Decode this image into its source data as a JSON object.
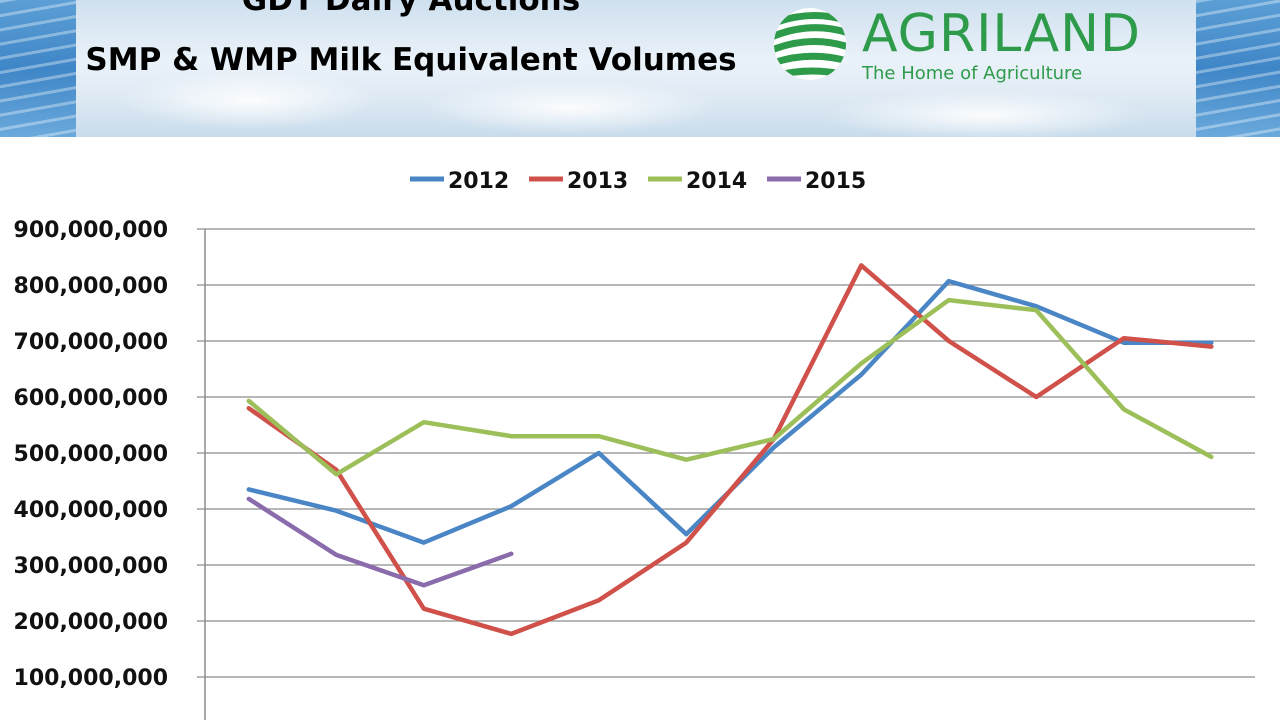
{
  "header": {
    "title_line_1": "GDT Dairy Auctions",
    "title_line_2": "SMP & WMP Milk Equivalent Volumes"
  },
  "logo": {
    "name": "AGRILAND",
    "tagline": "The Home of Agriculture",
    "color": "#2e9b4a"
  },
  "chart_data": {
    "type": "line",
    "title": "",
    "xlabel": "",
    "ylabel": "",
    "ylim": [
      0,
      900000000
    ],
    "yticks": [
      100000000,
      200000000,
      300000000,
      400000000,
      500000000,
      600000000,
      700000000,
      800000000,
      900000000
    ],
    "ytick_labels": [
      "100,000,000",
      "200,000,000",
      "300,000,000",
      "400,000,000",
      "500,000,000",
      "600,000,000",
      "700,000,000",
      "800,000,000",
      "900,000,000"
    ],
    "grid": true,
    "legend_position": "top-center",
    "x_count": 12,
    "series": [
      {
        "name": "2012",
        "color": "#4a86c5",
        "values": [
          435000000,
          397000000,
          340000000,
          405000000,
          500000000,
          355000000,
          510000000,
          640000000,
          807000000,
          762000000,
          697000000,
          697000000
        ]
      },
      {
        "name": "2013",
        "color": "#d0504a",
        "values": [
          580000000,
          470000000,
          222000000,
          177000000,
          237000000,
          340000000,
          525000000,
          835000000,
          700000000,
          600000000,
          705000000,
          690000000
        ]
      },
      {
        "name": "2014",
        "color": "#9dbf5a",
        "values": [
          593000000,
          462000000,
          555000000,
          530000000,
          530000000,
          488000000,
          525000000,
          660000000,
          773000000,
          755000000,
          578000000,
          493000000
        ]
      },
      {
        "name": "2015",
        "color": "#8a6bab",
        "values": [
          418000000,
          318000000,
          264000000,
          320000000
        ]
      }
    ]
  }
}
════════
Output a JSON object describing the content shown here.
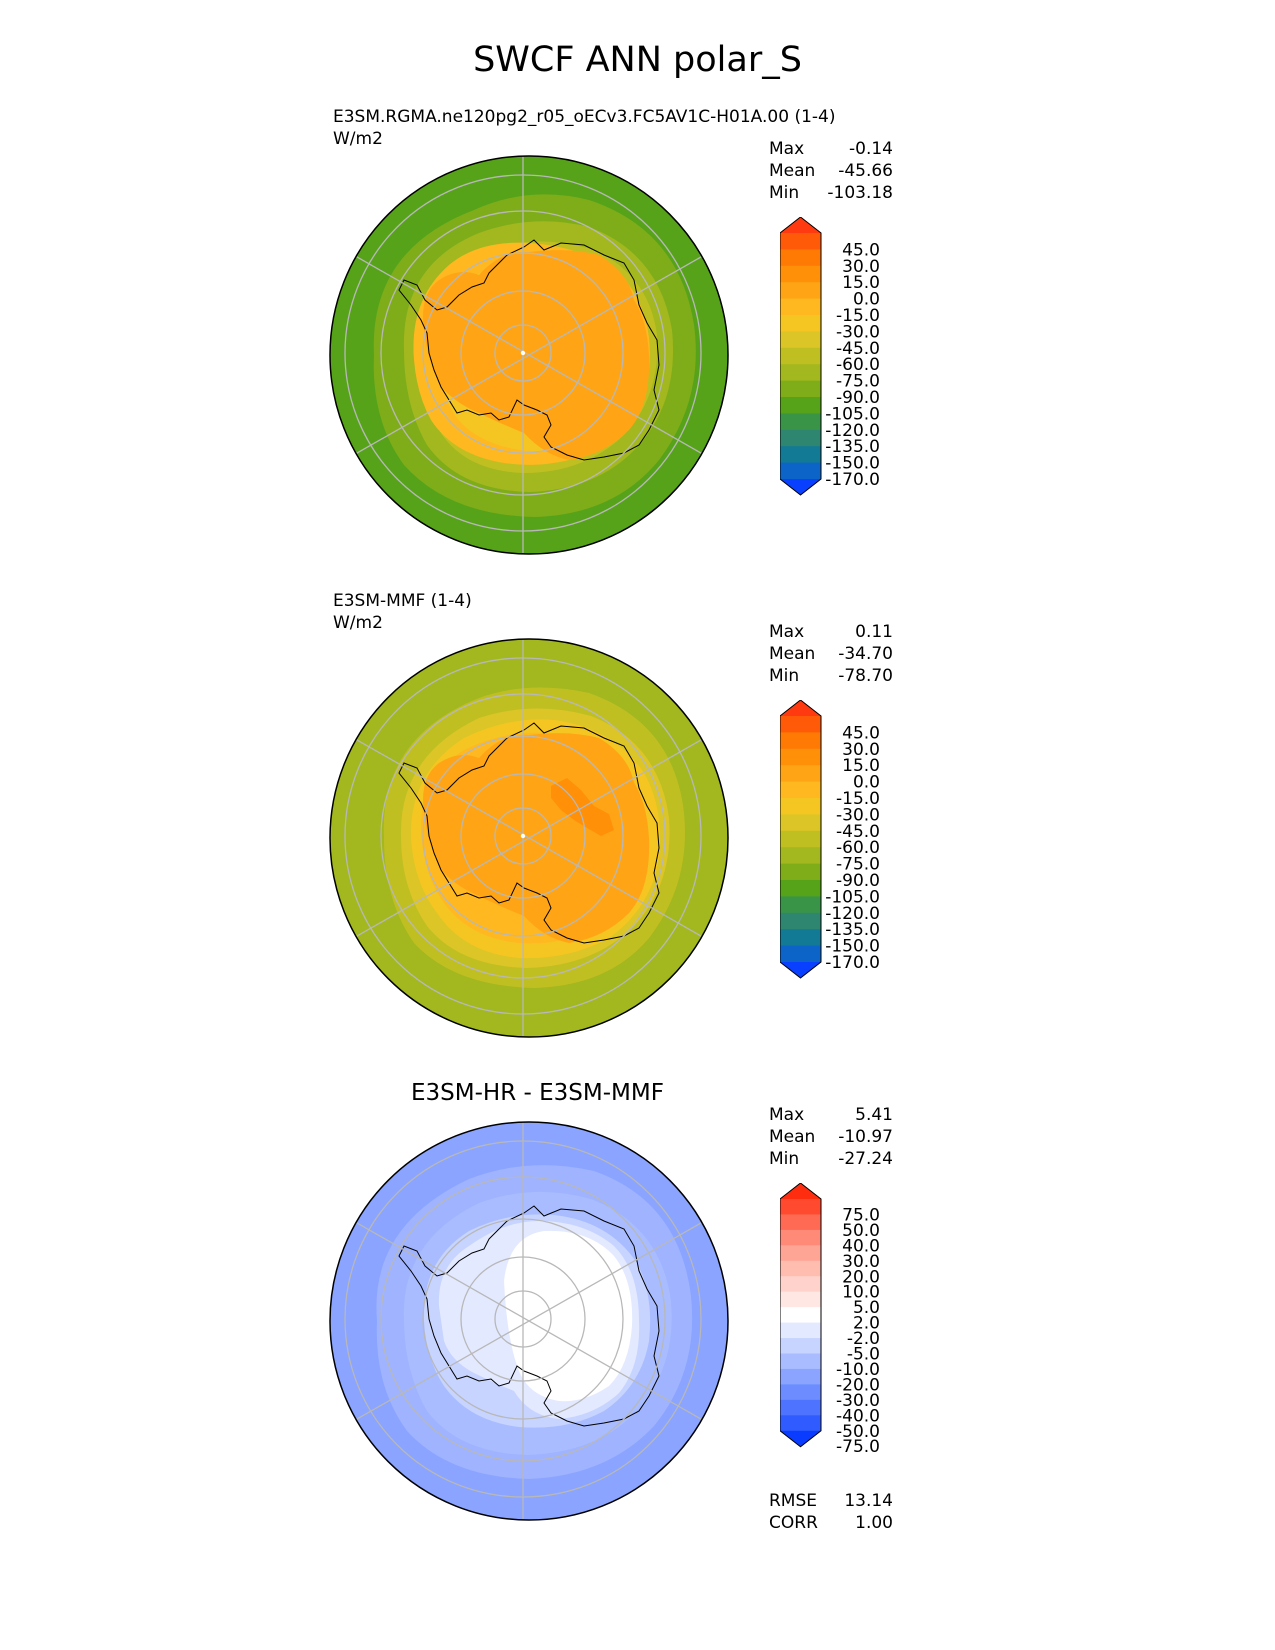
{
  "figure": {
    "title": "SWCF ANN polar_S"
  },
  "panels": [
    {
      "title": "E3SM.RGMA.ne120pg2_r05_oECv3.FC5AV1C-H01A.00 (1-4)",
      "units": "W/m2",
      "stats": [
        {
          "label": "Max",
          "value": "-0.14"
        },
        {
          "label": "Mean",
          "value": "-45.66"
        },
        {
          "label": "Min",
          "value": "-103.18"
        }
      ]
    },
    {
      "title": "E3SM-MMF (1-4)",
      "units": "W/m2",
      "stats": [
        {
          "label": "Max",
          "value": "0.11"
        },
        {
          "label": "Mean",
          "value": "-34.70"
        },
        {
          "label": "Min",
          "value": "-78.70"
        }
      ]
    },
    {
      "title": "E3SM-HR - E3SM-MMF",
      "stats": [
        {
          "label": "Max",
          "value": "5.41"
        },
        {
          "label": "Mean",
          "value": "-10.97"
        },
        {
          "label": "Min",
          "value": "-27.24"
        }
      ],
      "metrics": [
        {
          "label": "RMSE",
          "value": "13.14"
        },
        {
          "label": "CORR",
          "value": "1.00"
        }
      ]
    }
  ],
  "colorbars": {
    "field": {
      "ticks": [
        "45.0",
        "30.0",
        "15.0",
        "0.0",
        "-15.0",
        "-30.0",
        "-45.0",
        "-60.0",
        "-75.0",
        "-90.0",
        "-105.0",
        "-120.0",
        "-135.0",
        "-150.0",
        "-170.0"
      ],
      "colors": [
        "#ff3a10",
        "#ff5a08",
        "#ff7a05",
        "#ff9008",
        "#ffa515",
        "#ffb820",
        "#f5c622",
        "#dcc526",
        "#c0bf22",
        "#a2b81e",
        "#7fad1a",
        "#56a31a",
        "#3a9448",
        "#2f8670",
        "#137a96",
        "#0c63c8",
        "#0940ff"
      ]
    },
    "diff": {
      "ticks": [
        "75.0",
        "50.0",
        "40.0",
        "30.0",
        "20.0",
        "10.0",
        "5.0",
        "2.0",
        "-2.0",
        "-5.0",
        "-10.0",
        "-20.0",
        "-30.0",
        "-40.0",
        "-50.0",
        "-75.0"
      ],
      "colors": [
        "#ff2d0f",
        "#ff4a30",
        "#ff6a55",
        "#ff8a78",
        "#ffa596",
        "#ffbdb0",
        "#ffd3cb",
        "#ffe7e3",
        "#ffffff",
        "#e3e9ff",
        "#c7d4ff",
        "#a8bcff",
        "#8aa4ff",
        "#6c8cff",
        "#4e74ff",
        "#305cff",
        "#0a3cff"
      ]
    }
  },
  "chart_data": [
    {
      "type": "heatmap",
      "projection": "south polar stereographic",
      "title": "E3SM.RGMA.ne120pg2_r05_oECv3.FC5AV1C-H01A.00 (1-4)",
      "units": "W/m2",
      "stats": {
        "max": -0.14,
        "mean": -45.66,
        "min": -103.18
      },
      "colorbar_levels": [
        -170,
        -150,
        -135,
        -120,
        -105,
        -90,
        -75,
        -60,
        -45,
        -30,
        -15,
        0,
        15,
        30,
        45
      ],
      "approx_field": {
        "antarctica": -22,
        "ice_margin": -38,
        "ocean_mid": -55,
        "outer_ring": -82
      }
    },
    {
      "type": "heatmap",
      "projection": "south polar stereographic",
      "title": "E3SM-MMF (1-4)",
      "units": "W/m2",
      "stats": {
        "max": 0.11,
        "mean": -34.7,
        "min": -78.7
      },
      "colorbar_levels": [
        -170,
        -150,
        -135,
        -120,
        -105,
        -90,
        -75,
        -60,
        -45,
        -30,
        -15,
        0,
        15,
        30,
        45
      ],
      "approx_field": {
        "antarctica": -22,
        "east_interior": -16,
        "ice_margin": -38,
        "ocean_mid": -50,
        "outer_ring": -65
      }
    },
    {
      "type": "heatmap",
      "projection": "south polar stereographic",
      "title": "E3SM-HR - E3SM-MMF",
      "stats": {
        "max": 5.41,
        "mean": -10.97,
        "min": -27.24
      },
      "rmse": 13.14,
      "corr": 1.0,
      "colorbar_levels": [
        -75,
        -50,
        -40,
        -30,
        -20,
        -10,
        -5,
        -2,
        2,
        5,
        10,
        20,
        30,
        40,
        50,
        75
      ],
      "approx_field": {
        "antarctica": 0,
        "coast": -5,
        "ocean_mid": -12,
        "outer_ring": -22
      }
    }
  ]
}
════════
Work to complete:
Go through the listing above and list every line that has the word "JSON".

Response to this task:
Decode this image into its source data as a JSON object.
Output a JSON object describing the content shown here.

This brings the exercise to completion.